Exactly reproduce the lines from the line bearing "Transcribe this image's" through the end of the listing, inclusive of both; pictures are to be omitted.

* * * * * * * * *

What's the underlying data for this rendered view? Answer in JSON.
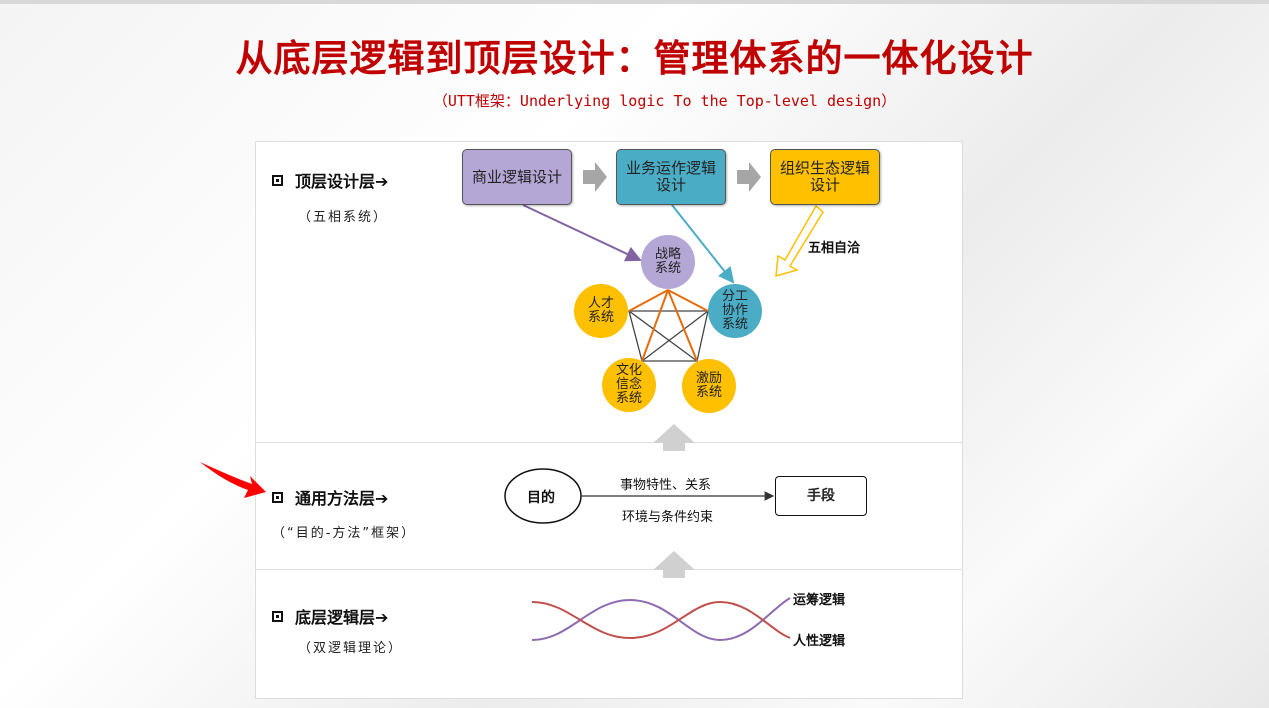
{
  "title": "从底层逻辑到顶层设计：管理体系的一体化设计",
  "subtitle": "（UTT框架：Underlying logic To the Top-level design）",
  "layers": {
    "top": {
      "label": "顶层设计层➔",
      "sub": "（五相系统）"
    },
    "middle": {
      "label": "通用方法层➔",
      "sub": "（“目的-方法”框架）"
    },
    "bottom": {
      "label": "底层逻辑层➔",
      "sub": "（双逻辑理论）"
    }
  },
  "top_design": {
    "boxes": [
      {
        "label": "商业逻辑设计",
        "color": "#b4a7d6"
      },
      {
        "label": "业务运作逻辑设计",
        "color": "#4bacc6"
      },
      {
        "label": "组织生态逻辑设计",
        "color": "#ffc000"
      }
    ],
    "coherence_label": "五相自洽",
    "systems": [
      {
        "label": "战略\n系统",
        "color": "#b4a7d6"
      },
      {
        "label": "人才\n系统",
        "color": "#ffc000"
      },
      {
        "label": "分工\n协作\n系统",
        "color": "#4bacc6"
      },
      {
        "label": "文化\n信念\n系统",
        "color": "#ffc000"
      },
      {
        "label": "激励\n系统",
        "color": "#ffc000"
      }
    ]
  },
  "method": {
    "goal": "目的",
    "means": "手段",
    "above_arrow": "事物特性、关系",
    "below_arrow": "环境与条件约束"
  },
  "logic": {
    "line1": "运筹逻辑",
    "line2": "人性逻辑",
    "color1": "#8e6bb0",
    "color2": "#c0504d"
  },
  "colors": {
    "title": "#c00000",
    "pointer_arrow": "#ff0000"
  }
}
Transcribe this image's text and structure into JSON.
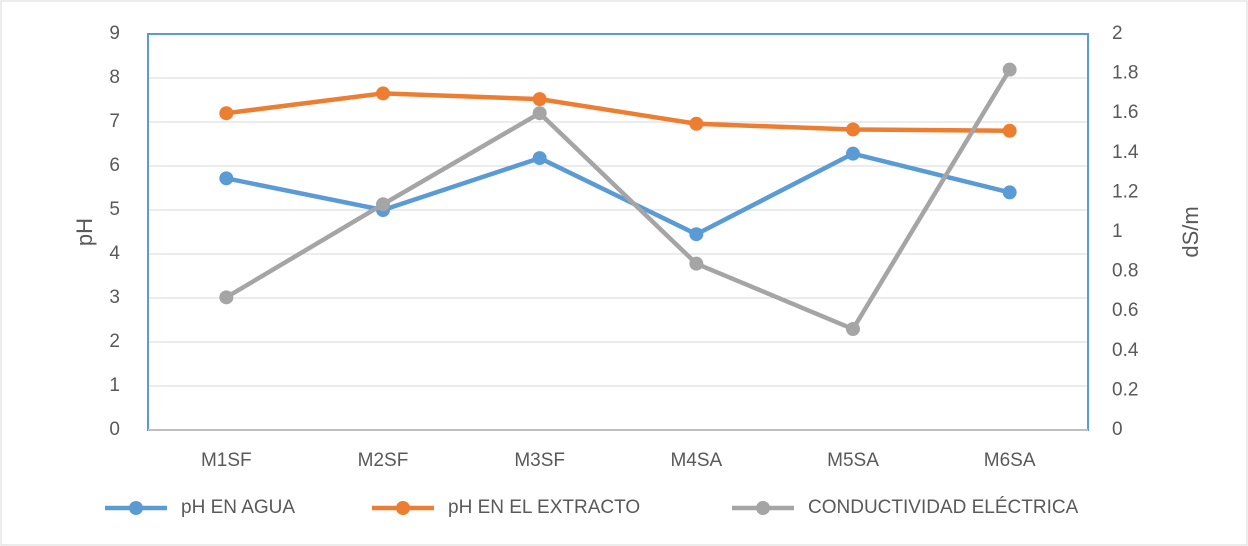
{
  "chart_data": {
    "type": "line",
    "categories": [
      "M1SF",
      "M2SF",
      "M3SF",
      "M4SA",
      "M5SA",
      "M6SA"
    ],
    "series": [
      {
        "name": "pH EN AGUA",
        "color": "#5b9bd5",
        "values": [
          5.72,
          5.0,
          6.18,
          4.45,
          6.28,
          5.4
        ]
      },
      {
        "name": "pH EN EL EXTRACTO",
        "color": "#ed7d31",
        "values": [
          7.2,
          7.65,
          7.52,
          6.96,
          6.83,
          6.8
        ]
      },
      {
        "name": "CONDUCTIVIDAD ELÉCTRICA",
        "color": "#a5a5a5",
        "axis": "y2",
        "values": [
          0.67,
          1.14,
          1.6,
          0.84,
          0.51,
          1.82
        ]
      }
    ],
    "ylabel": "pH",
    "y2label": "dS/m",
    "ylim": [
      0,
      9
    ],
    "yticks": [
      0,
      1,
      2,
      3,
      4,
      5,
      6,
      7,
      8,
      9
    ],
    "y2lim": [
      0,
      2
    ],
    "y2ticks": [
      0,
      0.2,
      0.4,
      0.6,
      0.8,
      1,
      1.2,
      1.4,
      1.6,
      1.8,
      2
    ],
    "grid": true,
    "legend": "bottom"
  }
}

* * * * * * * * *

TASK SOLUTION:
Transcribe this image's text and structure into JSON.
{
  "chart_data": {
    "type": "line",
    "categories": [
      "M1SF",
      "M2SF",
      "M3SF",
      "M4SA",
      "M5SA",
      "M6SA"
    ],
    "series": [
      {
        "name": "pH EN AGUA",
        "color": "#5b9bd5",
        "values": [
          5.72,
          5.0,
          6.18,
          4.45,
          6.28,
          5.4
        ]
      },
      {
        "name": "pH EN EL EXTRACTO",
        "color": "#ed7d31",
        "values": [
          7.2,
          7.65,
          7.52,
          6.96,
          6.83,
          6.8
        ]
      },
      {
        "name": "CONDUCTIVIDAD ELÉCTRICA",
        "color": "#a5a5a5",
        "axis": "y2",
        "values": [
          0.67,
          1.14,
          1.6,
          0.84,
          0.51,
          1.82
        ]
      }
    ],
    "ylabel": "pH",
    "y2label": "dS/m",
    "ylim": [
      0,
      9
    ],
    "yticks": [
      0,
      1,
      2,
      3,
      4,
      5,
      6,
      7,
      8,
      9
    ],
    "y2lim": [
      0,
      2
    ],
    "y2ticks": [
      0,
      0.2,
      0.4,
      0.6,
      0.8,
      1,
      1.2,
      1.4,
      1.6,
      1.8,
      2
    ],
    "grid": true,
    "legend": "bottom"
  }
}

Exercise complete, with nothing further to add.